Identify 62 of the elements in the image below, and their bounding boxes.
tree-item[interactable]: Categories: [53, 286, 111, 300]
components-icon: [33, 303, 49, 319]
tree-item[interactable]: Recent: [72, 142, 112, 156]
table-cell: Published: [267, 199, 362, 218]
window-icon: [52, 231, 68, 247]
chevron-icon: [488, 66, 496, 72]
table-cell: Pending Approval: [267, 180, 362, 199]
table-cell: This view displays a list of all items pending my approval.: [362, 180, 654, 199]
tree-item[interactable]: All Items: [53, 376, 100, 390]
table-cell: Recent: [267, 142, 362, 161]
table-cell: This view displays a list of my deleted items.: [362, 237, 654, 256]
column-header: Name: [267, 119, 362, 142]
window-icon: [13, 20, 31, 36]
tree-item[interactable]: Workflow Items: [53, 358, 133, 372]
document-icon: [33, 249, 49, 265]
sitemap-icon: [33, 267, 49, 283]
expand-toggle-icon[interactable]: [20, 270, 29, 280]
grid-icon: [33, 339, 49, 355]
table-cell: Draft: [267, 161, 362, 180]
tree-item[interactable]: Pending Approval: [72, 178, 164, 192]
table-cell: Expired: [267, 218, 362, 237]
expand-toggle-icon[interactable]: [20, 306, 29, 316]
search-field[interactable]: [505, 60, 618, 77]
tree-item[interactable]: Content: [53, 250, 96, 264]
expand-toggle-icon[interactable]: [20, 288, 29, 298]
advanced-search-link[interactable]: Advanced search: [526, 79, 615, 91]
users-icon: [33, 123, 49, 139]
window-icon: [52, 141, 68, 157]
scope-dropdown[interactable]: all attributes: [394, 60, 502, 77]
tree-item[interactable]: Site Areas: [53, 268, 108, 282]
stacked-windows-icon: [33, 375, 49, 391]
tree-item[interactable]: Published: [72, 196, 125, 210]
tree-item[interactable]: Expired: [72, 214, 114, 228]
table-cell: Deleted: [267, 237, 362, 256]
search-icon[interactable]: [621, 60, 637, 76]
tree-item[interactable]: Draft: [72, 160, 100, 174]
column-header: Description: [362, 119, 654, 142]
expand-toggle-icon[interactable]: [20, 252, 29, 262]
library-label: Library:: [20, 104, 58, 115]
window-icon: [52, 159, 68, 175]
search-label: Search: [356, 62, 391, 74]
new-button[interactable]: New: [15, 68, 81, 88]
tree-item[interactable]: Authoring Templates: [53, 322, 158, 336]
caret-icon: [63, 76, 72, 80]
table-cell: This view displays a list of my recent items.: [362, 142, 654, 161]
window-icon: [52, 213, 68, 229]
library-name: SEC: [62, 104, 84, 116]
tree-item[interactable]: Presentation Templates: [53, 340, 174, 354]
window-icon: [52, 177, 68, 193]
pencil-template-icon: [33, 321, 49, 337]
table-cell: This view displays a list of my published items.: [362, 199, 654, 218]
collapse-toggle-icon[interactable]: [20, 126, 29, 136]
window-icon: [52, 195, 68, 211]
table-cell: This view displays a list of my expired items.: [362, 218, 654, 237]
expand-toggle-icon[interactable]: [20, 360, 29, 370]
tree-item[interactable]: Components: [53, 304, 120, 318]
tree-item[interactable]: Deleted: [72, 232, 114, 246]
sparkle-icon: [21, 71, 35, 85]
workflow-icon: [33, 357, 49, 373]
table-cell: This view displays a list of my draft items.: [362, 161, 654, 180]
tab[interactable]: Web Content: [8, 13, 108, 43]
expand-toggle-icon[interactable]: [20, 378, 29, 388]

Your goal: Please copy all of the records above line for line, without changing anything.

Result for this exercise:
Identify 62 of the elements in the image below, and their bounding boxes.
tree-item[interactable]: Categories: [53, 286, 111, 300]
components-icon: [33, 303, 49, 319]
tree-item[interactable]: Recent: [72, 142, 112, 156]
table-cell: Published: [267, 199, 362, 218]
window-icon: [52, 231, 68, 247]
chevron-icon: [488, 66, 496, 72]
table-cell: Pending Approval: [267, 180, 362, 199]
table-cell: This view displays a list of all items pending my approval.: [362, 180, 654, 199]
tree-item[interactable]: All Items: [53, 376, 100, 390]
table-cell: Recent: [267, 142, 362, 161]
table-cell: This view displays a list of my deleted items.: [362, 237, 654, 256]
column-header: Name: [267, 119, 362, 142]
window-icon: [13, 20, 31, 36]
tree-item[interactable]: Workflow Items: [53, 358, 133, 372]
document-icon: [33, 249, 49, 265]
sitemap-icon: [33, 267, 49, 283]
expand-toggle-icon[interactable]: [20, 270, 29, 280]
grid-icon: [33, 339, 49, 355]
table-cell: Draft: [267, 161, 362, 180]
tree-item[interactable]: Pending Approval: [72, 178, 164, 192]
table-cell: Expired: [267, 218, 362, 237]
expand-toggle-icon[interactable]: [20, 306, 29, 316]
search-field[interactable]: [505, 60, 618, 77]
tree-item[interactable]: Content: [53, 250, 96, 264]
expand-toggle-icon[interactable]: [20, 288, 29, 298]
advanced-search-link[interactable]: Advanced search: [526, 79, 615, 91]
users-icon: [33, 123, 49, 139]
window-icon: [52, 141, 68, 157]
scope-dropdown[interactable]: all attributes: [394, 60, 502, 77]
tree-item[interactable]: Site Areas: [53, 268, 108, 282]
stacked-windows-icon: [33, 375, 49, 391]
tree-item[interactable]: Published: [72, 196, 125, 210]
tree-item[interactable]: Expired: [72, 214, 114, 228]
table-cell: Deleted: [267, 237, 362, 256]
search-icon[interactable]: [621, 60, 637, 76]
tree-item[interactable]: Draft: [72, 160, 100, 174]
column-header: Description: [362, 119, 654, 142]
expand-toggle-icon[interactable]: [20, 252, 29, 262]
library-label: Library:: [20, 104, 58, 115]
window-icon: [52, 159, 68, 175]
search-label: Search: [356, 62, 391, 74]
new-button[interactable]: New: [15, 68, 81, 88]
tree-item[interactable]: Authoring Templates: [53, 322, 158, 336]
caret-icon: [63, 76, 72, 80]
table-cell: This view displays a list of my recent items.: [362, 142, 654, 161]
window-icon: [52, 213, 68, 229]
library-name: SEC: [62, 104, 84, 116]
tree-item[interactable]: Presentation Templates: [53, 340, 174, 354]
window-icon: [52, 177, 68, 193]
pencil-template-icon: [33, 321, 49, 337]
table-cell: This view displays a list of my published items.: [362, 199, 654, 218]
collapse-toggle-icon[interactable]: [20, 126, 29, 136]
window-icon: [52, 195, 68, 211]
table-cell: This view displays a list of my expired items.: [362, 218, 654, 237]
expand-toggle-icon[interactable]: [20, 360, 29, 370]
tree-item[interactable]: Components: [53, 304, 120, 318]
tree-item[interactable]: Deleted: [72, 232, 114, 246]
sparkle-icon: [21, 71, 35, 85]
workflow-icon: [33, 357, 49, 373]
table-cell: This view displays a list of my draft items.: [362, 161, 654, 180]
tab[interactable]: Web Content: [8, 13, 108, 43]
expand-toggle-icon[interactable]: [20, 378, 29, 388]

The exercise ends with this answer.